> **AVAILABLE RECORDS**:
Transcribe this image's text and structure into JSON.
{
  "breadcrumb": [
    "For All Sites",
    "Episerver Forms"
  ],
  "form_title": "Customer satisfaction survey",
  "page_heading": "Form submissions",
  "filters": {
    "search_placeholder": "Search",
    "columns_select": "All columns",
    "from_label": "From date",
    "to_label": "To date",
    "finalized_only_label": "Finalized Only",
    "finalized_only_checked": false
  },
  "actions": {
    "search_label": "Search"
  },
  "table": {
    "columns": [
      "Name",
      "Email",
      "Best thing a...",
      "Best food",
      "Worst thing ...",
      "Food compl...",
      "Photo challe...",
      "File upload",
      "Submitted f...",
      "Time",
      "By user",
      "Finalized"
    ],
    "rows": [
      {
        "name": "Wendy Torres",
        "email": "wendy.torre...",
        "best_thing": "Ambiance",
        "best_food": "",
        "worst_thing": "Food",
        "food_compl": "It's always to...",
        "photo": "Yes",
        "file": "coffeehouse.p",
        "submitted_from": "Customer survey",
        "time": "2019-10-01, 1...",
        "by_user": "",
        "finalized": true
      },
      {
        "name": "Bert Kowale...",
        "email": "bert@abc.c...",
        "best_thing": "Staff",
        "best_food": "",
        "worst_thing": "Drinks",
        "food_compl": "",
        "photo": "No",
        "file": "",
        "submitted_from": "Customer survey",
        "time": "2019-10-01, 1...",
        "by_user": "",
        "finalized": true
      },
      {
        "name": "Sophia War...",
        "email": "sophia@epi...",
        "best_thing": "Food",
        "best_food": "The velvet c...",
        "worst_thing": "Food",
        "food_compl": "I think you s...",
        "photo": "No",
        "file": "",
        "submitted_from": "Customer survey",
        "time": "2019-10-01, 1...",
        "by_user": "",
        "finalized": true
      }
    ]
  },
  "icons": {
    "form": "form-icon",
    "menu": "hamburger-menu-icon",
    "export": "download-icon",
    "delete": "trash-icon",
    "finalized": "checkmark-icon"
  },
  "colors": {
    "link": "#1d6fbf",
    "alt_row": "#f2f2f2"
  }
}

> **WHAT THE TASK ASKS**:
Repeat the records exactly, including every line.

> **RESULT OF THE TASK**:
Transcribe this image's text and structure into JSON.
{
  "breadcrumb": [
    "For All Sites",
    "Episerver Forms"
  ],
  "form_title": "Customer satisfaction survey",
  "page_heading": "Form submissions",
  "filters": {
    "search_placeholder": "Search",
    "columns_select": "All columns",
    "from_label": "From date",
    "to_label": "To date",
    "finalized_only_label": "Finalized Only",
    "finalized_only_checked": false
  },
  "actions": {
    "search_label": "Search"
  },
  "table": {
    "columns": [
      "Name",
      "Email",
      "Best thing a...",
      "Best food",
      "Worst thing ...",
      "Food compl...",
      "Photo challe...",
      "File upload",
      "Submitted f...",
      "Time",
      "By user",
      "Finalized"
    ],
    "rows": [
      {
        "name": "Wendy Torres",
        "email": "wendy.torre...",
        "best_thing": "Ambiance",
        "best_food": "",
        "worst_thing": "Food",
        "food_compl": "It's always to...",
        "photo": "Yes",
        "file": "coffeehouse.p",
        "submitted_from": "Customer survey",
        "time": "2019-10-01, 1...",
        "by_user": "",
        "finalized": true
      },
      {
        "name": "Bert Kowale...",
        "email": "bert@abc.c...",
        "best_thing": "Staff",
        "best_food": "",
        "worst_thing": "Drinks",
        "food_compl": "",
        "photo": "No",
        "file": "",
        "submitted_from": "Customer survey",
        "time": "2019-10-01, 1...",
        "by_user": "",
        "finalized": true
      },
      {
        "name": "Sophia War...",
        "email": "sophia@epi...",
        "best_thing": "Food",
        "best_food": "The velvet c...",
        "worst_thing": "Food",
        "food_compl": "I think you s...",
        "photo": "No",
        "file": "",
        "submitted_from": "Customer survey",
        "time": "2019-10-01, 1...",
        "by_user": "",
        "finalized": true
      }
    ]
  },
  "icons": {
    "form": "form-icon",
    "menu": "hamburger-menu-icon",
    "export": "download-icon",
    "delete": "trash-icon",
    "finalized": "checkmark-icon"
  },
  "colors": {
    "link": "#1d6fbf",
    "alt_row": "#f2f2f2"
  }
}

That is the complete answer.